* _What you are asked to do_
Print all entries word for word.

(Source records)
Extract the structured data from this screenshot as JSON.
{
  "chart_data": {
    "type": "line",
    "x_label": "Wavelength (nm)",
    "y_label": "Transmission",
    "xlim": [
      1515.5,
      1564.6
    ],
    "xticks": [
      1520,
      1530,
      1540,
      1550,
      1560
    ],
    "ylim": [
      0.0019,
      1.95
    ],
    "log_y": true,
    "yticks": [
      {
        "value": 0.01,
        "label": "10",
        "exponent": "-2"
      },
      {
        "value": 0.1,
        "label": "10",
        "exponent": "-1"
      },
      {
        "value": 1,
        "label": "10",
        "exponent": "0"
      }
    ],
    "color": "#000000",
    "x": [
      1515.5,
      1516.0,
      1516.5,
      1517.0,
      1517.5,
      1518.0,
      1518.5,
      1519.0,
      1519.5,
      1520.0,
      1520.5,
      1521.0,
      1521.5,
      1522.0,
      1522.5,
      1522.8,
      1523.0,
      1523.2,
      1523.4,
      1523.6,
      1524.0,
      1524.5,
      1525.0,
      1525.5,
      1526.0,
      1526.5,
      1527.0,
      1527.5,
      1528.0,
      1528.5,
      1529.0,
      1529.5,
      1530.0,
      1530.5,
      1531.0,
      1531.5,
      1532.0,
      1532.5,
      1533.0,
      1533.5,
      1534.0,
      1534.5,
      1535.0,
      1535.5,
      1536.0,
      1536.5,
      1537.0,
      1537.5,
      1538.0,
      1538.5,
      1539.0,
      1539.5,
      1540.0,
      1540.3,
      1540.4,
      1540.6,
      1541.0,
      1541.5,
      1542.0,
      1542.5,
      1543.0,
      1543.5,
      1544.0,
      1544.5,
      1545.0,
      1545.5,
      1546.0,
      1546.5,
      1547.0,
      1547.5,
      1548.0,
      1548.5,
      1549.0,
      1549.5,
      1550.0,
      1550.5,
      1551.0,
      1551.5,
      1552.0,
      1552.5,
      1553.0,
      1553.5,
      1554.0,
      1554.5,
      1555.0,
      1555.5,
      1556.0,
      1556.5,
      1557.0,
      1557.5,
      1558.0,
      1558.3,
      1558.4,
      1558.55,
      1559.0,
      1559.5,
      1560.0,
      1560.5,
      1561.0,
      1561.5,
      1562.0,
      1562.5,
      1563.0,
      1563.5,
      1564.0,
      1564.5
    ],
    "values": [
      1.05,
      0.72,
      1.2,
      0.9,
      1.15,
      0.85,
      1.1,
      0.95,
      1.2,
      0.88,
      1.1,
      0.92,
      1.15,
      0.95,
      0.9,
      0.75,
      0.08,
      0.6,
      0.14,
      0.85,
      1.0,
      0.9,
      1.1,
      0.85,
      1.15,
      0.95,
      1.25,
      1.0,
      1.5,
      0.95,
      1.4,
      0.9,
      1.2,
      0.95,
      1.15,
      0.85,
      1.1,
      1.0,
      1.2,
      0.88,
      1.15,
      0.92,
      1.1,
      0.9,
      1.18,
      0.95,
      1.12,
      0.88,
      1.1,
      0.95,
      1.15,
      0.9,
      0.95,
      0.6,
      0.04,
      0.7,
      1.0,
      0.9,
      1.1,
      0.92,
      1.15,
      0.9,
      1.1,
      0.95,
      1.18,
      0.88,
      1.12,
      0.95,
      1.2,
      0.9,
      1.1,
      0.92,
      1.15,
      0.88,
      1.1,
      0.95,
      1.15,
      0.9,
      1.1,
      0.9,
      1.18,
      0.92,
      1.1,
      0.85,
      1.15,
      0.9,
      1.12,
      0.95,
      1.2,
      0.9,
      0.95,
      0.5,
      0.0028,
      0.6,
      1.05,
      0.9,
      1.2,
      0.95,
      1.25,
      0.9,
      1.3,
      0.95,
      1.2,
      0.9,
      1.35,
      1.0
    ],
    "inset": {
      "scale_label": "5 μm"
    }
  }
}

* _Output_
Extract the structured data from this screenshot as JSON.
{
  "chart_data": {
    "type": "line",
    "x_label": "Wavelength (nm)",
    "y_label": "Transmission",
    "xlim": [
      1515.5,
      1564.6
    ],
    "xticks": [
      1520,
      1530,
      1540,
      1550,
      1560
    ],
    "ylim": [
      0.0019,
      1.95
    ],
    "log_y": true,
    "yticks": [
      {
        "value": 0.01,
        "label": "10",
        "exponent": "-2"
      },
      {
        "value": 0.1,
        "label": "10",
        "exponent": "-1"
      },
      {
        "value": 1,
        "label": "10",
        "exponent": "0"
      }
    ],
    "color": "#000000",
    "x": [
      1515.5,
      1516.0,
      1516.5,
      1517.0,
      1517.5,
      1518.0,
      1518.5,
      1519.0,
      1519.5,
      1520.0,
      1520.5,
      1521.0,
      1521.5,
      1522.0,
      1522.5,
      1522.8,
      1523.0,
      1523.2,
      1523.4,
      1523.6,
      1524.0,
      1524.5,
      1525.0,
      1525.5,
      1526.0,
      1526.5,
      1527.0,
      1527.5,
      1528.0,
      1528.5,
      1529.0,
      1529.5,
      1530.0,
      1530.5,
      1531.0,
      1531.5,
      1532.0,
      1532.5,
      1533.0,
      1533.5,
      1534.0,
      1534.5,
      1535.0,
      1535.5,
      1536.0,
      1536.5,
      1537.0,
      1537.5,
      1538.0,
      1538.5,
      1539.0,
      1539.5,
      1540.0,
      1540.3,
      1540.4,
      1540.6,
      1541.0,
      1541.5,
      1542.0,
      1542.5,
      1543.0,
      1543.5,
      1544.0,
      1544.5,
      1545.0,
      1545.5,
      1546.0,
      1546.5,
      1547.0,
      1547.5,
      1548.0,
      1548.5,
      1549.0,
      1549.5,
      1550.0,
      1550.5,
      1551.0,
      1551.5,
      1552.0,
      1552.5,
      1553.0,
      1553.5,
      1554.0,
      1554.5,
      1555.0,
      1555.5,
      1556.0,
      1556.5,
      1557.0,
      1557.5,
      1558.0,
      1558.3,
      1558.4,
      1558.55,
      1559.0,
      1559.5,
      1560.0,
      1560.5,
      1561.0,
      1561.5,
      1562.0,
      1562.5,
      1563.0,
      1563.5,
      1564.0,
      1564.5
    ],
    "values": [
      1.05,
      0.72,
      1.2,
      0.9,
      1.15,
      0.85,
      1.1,
      0.95,
      1.2,
      0.88,
      1.1,
      0.92,
      1.15,
      0.95,
      0.9,
      0.75,
      0.08,
      0.6,
      0.14,
      0.85,
      1.0,
      0.9,
      1.1,
      0.85,
      1.15,
      0.95,
      1.25,
      1.0,
      1.5,
      0.95,
      1.4,
      0.9,
      1.2,
      0.95,
      1.15,
      0.85,
      1.1,
      1.0,
      1.2,
      0.88,
      1.15,
      0.92,
      1.1,
      0.9,
      1.18,
      0.95,
      1.12,
      0.88,
      1.1,
      0.95,
      1.15,
      0.9,
      0.95,
      0.6,
      0.04,
      0.7,
      1.0,
      0.9,
      1.1,
      0.92,
      1.15,
      0.9,
      1.1,
      0.95,
      1.18,
      0.88,
      1.12,
      0.95,
      1.2,
      0.9,
      1.1,
      0.92,
      1.15,
      0.88,
      1.1,
      0.95,
      1.15,
      0.9,
      1.1,
      0.9,
      1.18,
      0.92,
      1.1,
      0.85,
      1.15,
      0.9,
      1.12,
      0.95,
      1.2,
      0.9,
      0.95,
      0.5,
      0.0028,
      0.6,
      1.05,
      0.9,
      1.2,
      0.95,
      1.25,
      0.9,
      1.3,
      0.95,
      1.2,
      0.9,
      1.35,
      1.0
    ],
    "inset": {
      "scale_label": "5 μm"
    }
  }
}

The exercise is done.